**GOAL**. Reproduce everything from the start of the entries down to the line containing "Segment this screenshot: for", both ends included. Leave the pictures out of your answer.

Start of INPUT MATERIAL

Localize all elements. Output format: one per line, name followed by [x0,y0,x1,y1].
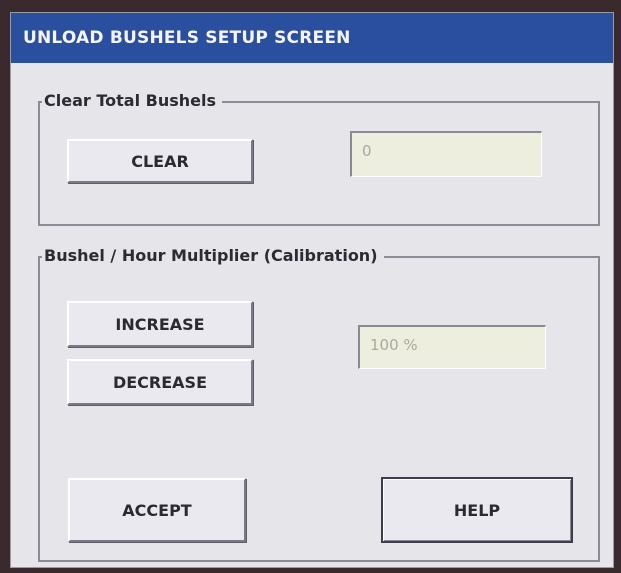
total-bushels-field[interactable]: 0 [350,131,542,177]
multiplier-field[interactable]: 100 % [358,325,546,369]
clear-button[interactable]: CLEAR [67,139,253,183]
calibration-legend: Bushel / Hour Multiplier (Calibration) [42,246,384,265]
increase-button[interactable]: INCREASE [67,301,253,347]
setup-window: UNLOAD BUSHELS SETUP SCREEN Clear Total … [10,12,614,568]
clear-total-bushels-group: Clear Total Bushels CLEAR 0 [38,91,600,226]
help-button[interactable]: HELP [381,477,573,543]
accept-button[interactable]: ACCEPT [68,478,246,542]
calibration-group: Bushel / Hour Multiplier (Calibration) I… [38,246,600,562]
title-bar: UNLOAD BUSHELS SETUP SCREEN [11,13,613,63]
clear-total-bushels-legend: Clear Total Bushels [42,91,222,110]
window-title: UNLOAD BUSHELS SETUP SCREEN [23,28,351,48]
decrease-button[interactable]: DECREASE [67,359,253,405]
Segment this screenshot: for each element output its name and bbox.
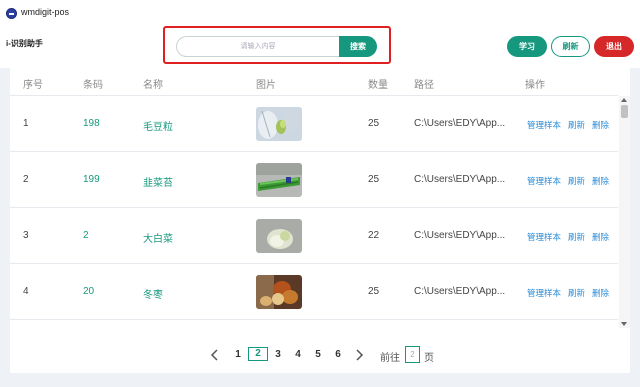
row-barcode: 198: [83, 118, 100, 129]
sample-table: 序号 条码 名称 图片 数量 路径 操作 1 198 毛豆粒 25 C:\Use…: [10, 68, 630, 373]
learn-button[interactable]: 学习: [507, 36, 547, 57]
column-header-quantity: 数量: [368, 80, 388, 91]
table-scrollbar[interactable]: [619, 96, 630, 328]
row-path: C:\Users\EDY\App...: [414, 286, 506, 297]
page-6[interactable]: 6: [328, 349, 348, 360]
row-refresh-link[interactable]: 刷新: [568, 175, 585, 187]
delete-link[interactable]: 删除: [592, 119, 609, 131]
table-header: 序号 条码 名称 图片 数量 路径 操作: [10, 68, 618, 96]
row-index: 4: [23, 286, 29, 297]
row-name: 韭菜苔: [143, 178, 173, 189]
row-thumbnail: [256, 275, 302, 309]
row-name: 冬枣: [143, 290, 163, 301]
brand-title: i-识别助手: [6, 39, 43, 48]
row-quantity: 25: [368, 174, 380, 185]
row-refresh-link[interactable]: 刷新: [568, 287, 585, 299]
page-3[interactable]: 3: [268, 349, 288, 360]
manage-samples-link[interactable]: 管理样本: [527, 175, 561, 187]
row-index: 3: [23, 230, 29, 241]
manage-samples-link[interactable]: 管理样本: [527, 287, 561, 299]
row-index: 1: [23, 118, 29, 129]
row-thumbnail: [256, 163, 302, 197]
search-input[interactable]: [176, 36, 339, 57]
row-name: 大白菜: [143, 234, 173, 245]
delete-link[interactable]: 删除: [592, 287, 609, 299]
table-row: 4 20 冬枣 25 C:\Users\EDY\App... 管理样本 刷新 删…: [10, 264, 618, 320]
manage-samples-link[interactable]: 管理样本: [527, 119, 561, 131]
page-1[interactable]: 1: [228, 349, 248, 360]
refresh-button[interactable]: 刷新: [551, 36, 590, 57]
row-quantity: 22: [368, 230, 380, 241]
row-barcode: 199: [83, 174, 100, 185]
row-quantity: 25: [368, 286, 380, 297]
row-thumbnail: [256, 219, 302, 253]
pagination: 1 2 3 4 5 6 前往 页: [10, 346, 630, 366]
row-thumbnail: [256, 107, 302, 141]
goto-unit: 页: [424, 353, 434, 364]
manage-samples-link[interactable]: 管理样本: [527, 231, 561, 243]
goto-page-input[interactable]: [405, 346, 420, 363]
page-2-current[interactable]: 2: [248, 347, 268, 361]
exit-button[interactable]: 退出: [594, 36, 634, 57]
column-header-path: 路径: [414, 80, 434, 91]
search-area: 搜索: [163, 26, 391, 64]
row-index: 2: [23, 174, 29, 185]
search-button[interactable]: 搜索: [339, 36, 377, 57]
column-header-actions: 操作: [525, 80, 545, 91]
window-title: wmdigit-pos: [21, 7, 70, 17]
previous-page-icon[interactable]: [210, 348, 220, 365]
row-barcode: 2: [83, 230, 89, 241]
scroll-down-arrow-icon[interactable]: [621, 322, 627, 326]
column-header-image: 图片: [256, 80, 276, 91]
delete-link[interactable]: 删除: [592, 231, 609, 243]
scroll-thumb[interactable]: [621, 105, 628, 118]
delete-link[interactable]: 删除: [592, 175, 609, 187]
table-row: 2 199 韭菜苔 25 C:\Users\EDY\App... 管理样本 刷新…: [10, 152, 618, 208]
row-quantity: 25: [368, 118, 380, 129]
scroll-up-arrow-icon[interactable]: [621, 98, 627, 102]
row-refresh-link[interactable]: 刷新: [568, 231, 585, 243]
next-page-icon[interactable]: [354, 348, 364, 365]
row-refresh-link[interactable]: 刷新: [568, 119, 585, 131]
column-header-index: 序号: [23, 80, 43, 91]
table-row: 3 2 大白菜 22 C:\Users\EDY\App... 管理样本 刷新 删…: [10, 208, 618, 264]
row-name: 毛豆粒: [143, 122, 173, 133]
row-path: C:\Users\EDY\App...: [414, 174, 506, 185]
title-bar: wmdigit-pos: [0, 0, 640, 26]
column-header-name: 名称: [143, 80, 163, 91]
row-path: C:\Users\EDY\App...: [414, 118, 506, 129]
column-header-barcode: 条码: [83, 80, 103, 91]
app-logo-icon: [6, 8, 17, 19]
header: i-识别助手 搜索 学习 刷新 退出: [0, 26, 640, 68]
page-4[interactable]: 4: [288, 349, 308, 360]
table-row: 1 198 毛豆粒 25 C:\Users\EDY\App... 管理样本 刷新…: [10, 96, 618, 152]
goto-label: 前往: [380, 353, 400, 364]
page-5[interactable]: 5: [308, 349, 328, 360]
row-path: C:\Users\EDY\App...: [414, 230, 506, 241]
row-barcode: 20: [83, 286, 95, 297]
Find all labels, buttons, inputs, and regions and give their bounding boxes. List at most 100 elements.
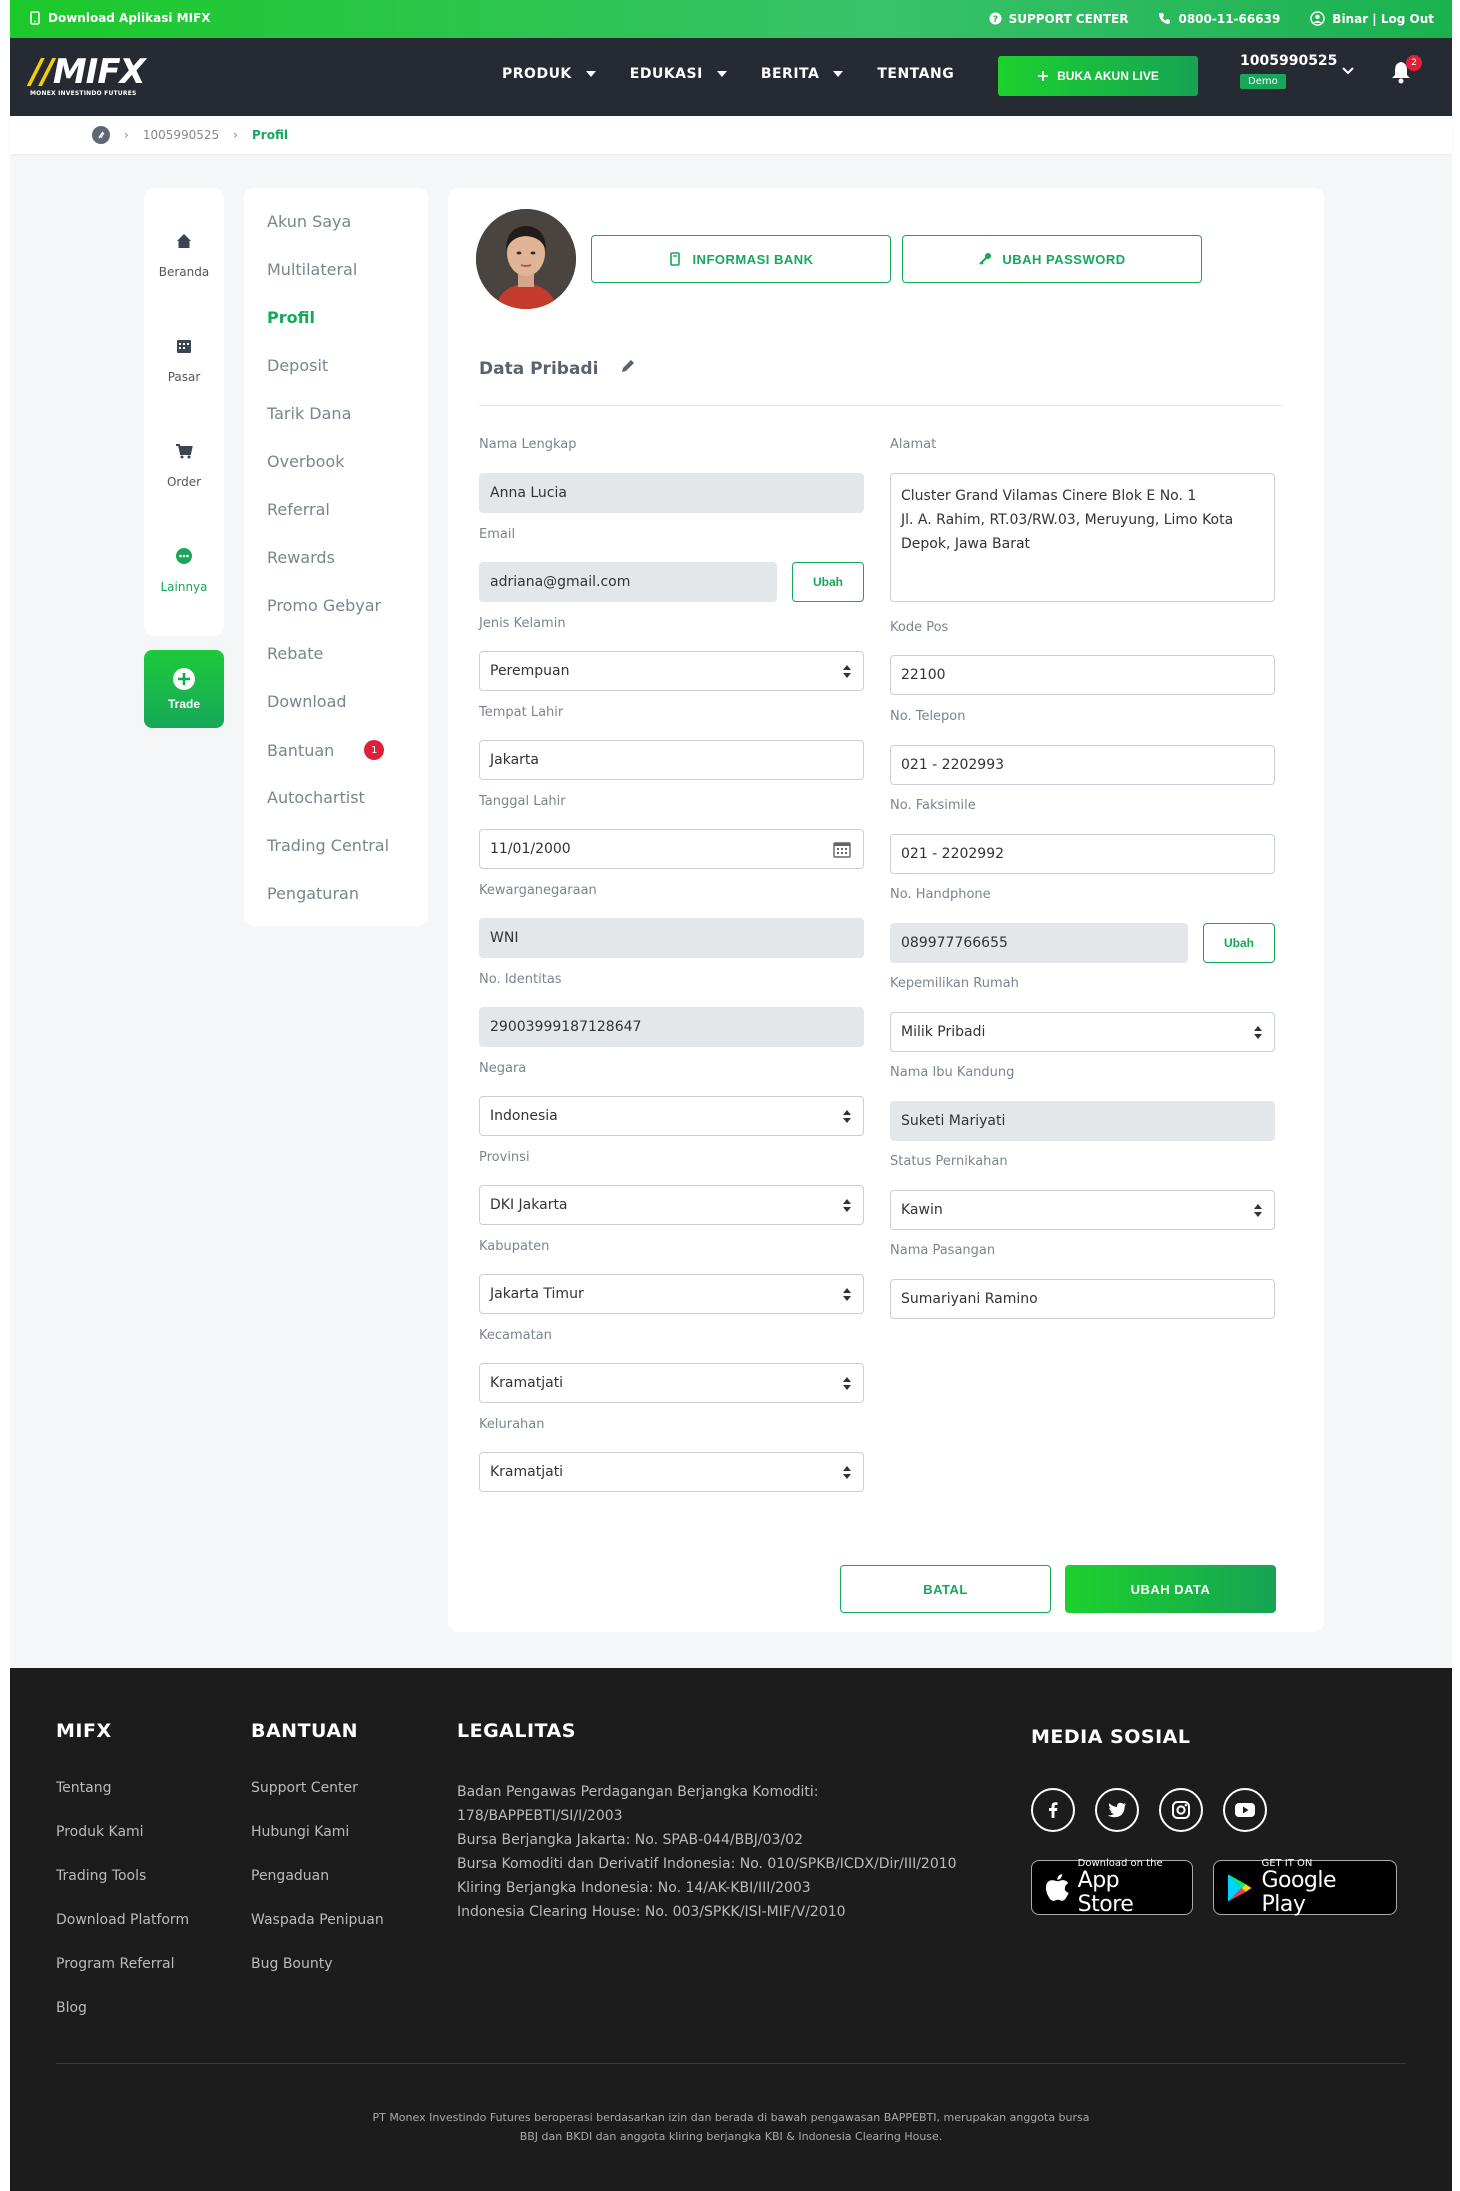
footer-link[interactable]: Hubungi Kami [251, 1824, 349, 1840]
footer: MIFX Tentang Produk Kami Trading Tools D… [10, 1668, 1452, 2191]
nav-edukasi[interactable]: EDUKASI [630, 66, 727, 82]
change-password-button[interactable]: UBAH PASSWORD [902, 235, 1202, 283]
mifx-logo[interactable]: //MIFX MONEX INVESTINDO FUTURES [30, 55, 146, 97]
footer-link[interactable]: Trading Tools [56, 1868, 146, 1884]
main-nav: //MIFX MONEX INVESTINDO FUTURES PRODUK E… [10, 38, 1452, 116]
nav-tentang-label: TENTANG [877, 66, 955, 82]
footer-link[interactable]: Pengaduan [251, 1868, 329, 1884]
tempat-lahir-input[interactable]: Jakarta [479, 740, 864, 780]
open-live-account-button[interactable]: BUKA AKUN LIVE [998, 56, 1198, 96]
legal-line: Bursa Berjangka Jakarta: No. SPAB-044/BB… [457, 1832, 803, 1848]
menu-item-multilateral[interactable]: Multilateral [267, 260, 357, 279]
instagram-icon[interactable] [1159, 1788, 1203, 1832]
footer-link[interactable]: Produk Kami [56, 1824, 144, 1840]
menu-item-label: Autochartist [267, 788, 365, 807]
alamat-textarea[interactable]: Cluster Grand Vilamas Cinere Blok E No. … [890, 473, 1275, 602]
telepon-input[interactable]: 021 - 2202993 [890, 745, 1275, 785]
youtube-icon[interactable] [1223, 1788, 1267, 1832]
phone-link[interactable]: 0800-11-66639 [1158, 12, 1280, 26]
sidebar-item-label: Pasar [167, 370, 201, 384]
status-pernikahan-label: Status Pernikahan [890, 1154, 1008, 1169]
change-handphone-button[interactable]: Ubah [1203, 923, 1275, 963]
menu-item-tarik-dana[interactable]: Tarik Dana [267, 404, 351, 423]
tanggal-lahir-input[interactable]: 11/01/2000 [479, 829, 864, 869]
menu-item-overbook[interactable]: Overbook [267, 452, 344, 471]
nav-tentang[interactable]: TENTANG [877, 66, 954, 82]
footer-link[interactable]: Program Referral [56, 1956, 175, 1972]
menu-item-trading-central[interactable]: Trading Central [267, 836, 389, 855]
trade-button[interactable]: Trade [144, 650, 224, 728]
calendar-icon[interactable] [833, 841, 851, 862]
ibu-kandung-field: Suketi Mariyati [890, 1101, 1275, 1141]
footer-link[interactable]: Bug Bounty [251, 1956, 333, 1972]
nav-berita-label: BERITA [760, 66, 820, 82]
jenis-kelamin-select[interactable]: Perempuan [479, 651, 864, 691]
support-center-link[interactable]: ? SUPPORT CENTER [989, 11, 1129, 26]
provinsi-select[interactable]: DKI Jakarta [479, 1185, 864, 1225]
download-app-link[interactable]: Download Aplikasi MIFX [30, 11, 211, 25]
menu-item-label: Overbook [267, 452, 345, 471]
phone-device-icon [30, 11, 40, 25]
account-switcher[interactable]: 1005990525 Demo [1240, 53, 1337, 89]
sidebar-item-lainnya[interactable]: Lainnya [144, 547, 224, 594]
nav-berita[interactable]: BERITA [761, 66, 844, 82]
nav-produk[interactable]: PRODUK [502, 66, 596, 82]
menu-item-rebate[interactable]: Rebate [267, 644, 323, 663]
footer-bantuan-title: BANTUAN [251, 1720, 358, 1742]
footer-link[interactable]: Download Platform [56, 1912, 189, 1928]
user-logout-link[interactable]: Binar | Log Out [1310, 11, 1434, 26]
menu-item-pengaturan[interactable]: Pengaturan [267, 884, 359, 903]
icon-sidebar: Beranda Pasar Order Lainnya [144, 188, 224, 636]
status-pernikahan-select[interactable]: Kawin [890, 1190, 1275, 1230]
footer-link[interactable]: Waspada Penipuan [251, 1912, 384, 1928]
edit-pencil-icon[interactable] [620, 358, 636, 379]
sidebar-item-pasar[interactable]: Pasar [144, 337, 224, 384]
menu-item-download[interactable]: Download [267, 692, 347, 711]
menu-item-promo-gebyar[interactable]: Promo Gebyar [267, 596, 381, 615]
kode-pos-input[interactable]: 22100 [890, 655, 1275, 695]
menu-item-autochartist[interactable]: Autochartist [267, 788, 365, 807]
app-store-badge[interactable]: Download on the App Store [1031, 1858, 1193, 1917]
sidebar-item-order[interactable]: Order [144, 442, 224, 489]
bank-info-button[interactable]: INFORMASI BANK [591, 235, 891, 283]
chevron-right-icon: › [124, 128, 129, 142]
kepemilikan-rumah-select[interactable]: Milik Pribadi [890, 1012, 1275, 1052]
faksimile-input[interactable]: 021 - 2202992 [890, 834, 1275, 874]
chevron-down-icon[interactable] [1341, 66, 1355, 76]
support-center-label: SUPPORT CENTER [1008, 11, 1129, 26]
avatar[interactable] [476, 209, 576, 309]
footer-link[interactable]: Support Center [251, 1780, 358, 1796]
menu-item-bantuan[interactable]: Bantuan 1 [267, 740, 385, 760]
change-email-button[interactable]: Ubah [792, 562, 864, 602]
save-data-button[interactable]: UBAH DATA [1065, 1565, 1276, 1613]
menu-item-label: Referral [267, 500, 330, 519]
app-store-text: App Store [1077, 1868, 1134, 1917]
kecamatan-select[interactable]: Kramatjati [479, 1363, 864, 1403]
facebook-icon[interactable] [1031, 1788, 1075, 1832]
pasangan-input[interactable]: Sumariyani Ramino [890, 1279, 1275, 1319]
menu-item-deposit[interactable]: Deposit [267, 356, 328, 375]
notification-bell[interactable]: 2 [1390, 55, 1422, 88]
alamat-line: Cluster Grand Vilamas Cinere Blok E No. … [901, 488, 1197, 504]
footer-link[interactable]: Blog [56, 2000, 87, 2016]
cart-icon [176, 444, 193, 459]
menu-item-rewards[interactable]: Rewards [267, 548, 335, 567]
kelurahan-select[interactable]: Kramatjati [479, 1452, 864, 1492]
twitter-icon[interactable] [1095, 1788, 1139, 1832]
google-play-badge[interactable]: GET IT ON Google Play [1213, 1858, 1397, 1917]
menu-item-referral[interactable]: Referral [267, 500, 330, 519]
legalitas-text: Badan Pengawas Perdagangan Berjangka Kom… [457, 1780, 957, 1924]
handphone-field: 089977766655 [890, 923, 1188, 963]
negara-select[interactable]: Indonesia [479, 1096, 864, 1136]
footer-link[interactable]: Tentang [56, 1780, 112, 1796]
cancel-button[interactable]: BATAL [840, 1565, 1051, 1613]
menu-item-akun-saya[interactable]: Akun Saya [267, 212, 351, 231]
sidebar-item-beranda[interactable]: Beranda [144, 232, 224, 279]
breadcrumb-account[interactable]: 1005990525 [143, 128, 219, 142]
trade-label: Trade [167, 697, 200, 711]
nav-edukasi-label: EDUKASI [629, 66, 703, 82]
menu-item-profil[interactable]: Profil [267, 308, 315, 327]
key-icon [979, 253, 992, 265]
kabupaten-select[interactable]: Jakarta Timur [479, 1274, 864, 1314]
home-icon[interactable] [92, 126, 110, 144]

End of INPUT MATERIAL

**EXERCISE RESULT**.
Localize all elements. Output format: one per line, name followed by [x0,y0,x1,y1].
total-bushels-field[interactable]: 0 [350,131,542,177]
multiplier-field[interactable]: 100 % [358,325,546,369]
clear-button[interactable]: CLEAR [67,139,253,183]
calibration-legend: Bushel / Hour Multiplier (Calibration) [42,246,384,265]
increase-button[interactable]: INCREASE [67,301,253,347]
setup-window: UNLOAD BUSHELS SETUP SCREEN Clear Total … [10,12,614,568]
clear-total-bushels-group: Clear Total Bushels CLEAR 0 [38,91,600,226]
help-button[interactable]: HELP [381,477,573,543]
accept-button[interactable]: ACCEPT [68,478,246,542]
calibration-group: Bushel / Hour Multiplier (Calibration) I… [38,246,600,562]
title-bar: UNLOAD BUSHELS SETUP SCREEN [11,13,613,63]
clear-total-bushels-legend: Clear Total Bushels [42,91,222,110]
window-title: UNLOAD BUSHELS SETUP SCREEN [23,28,351,48]
decrease-button[interactable]: DECREASE [67,359,253,405]
Segment this screenshot: for each element output its name and bbox.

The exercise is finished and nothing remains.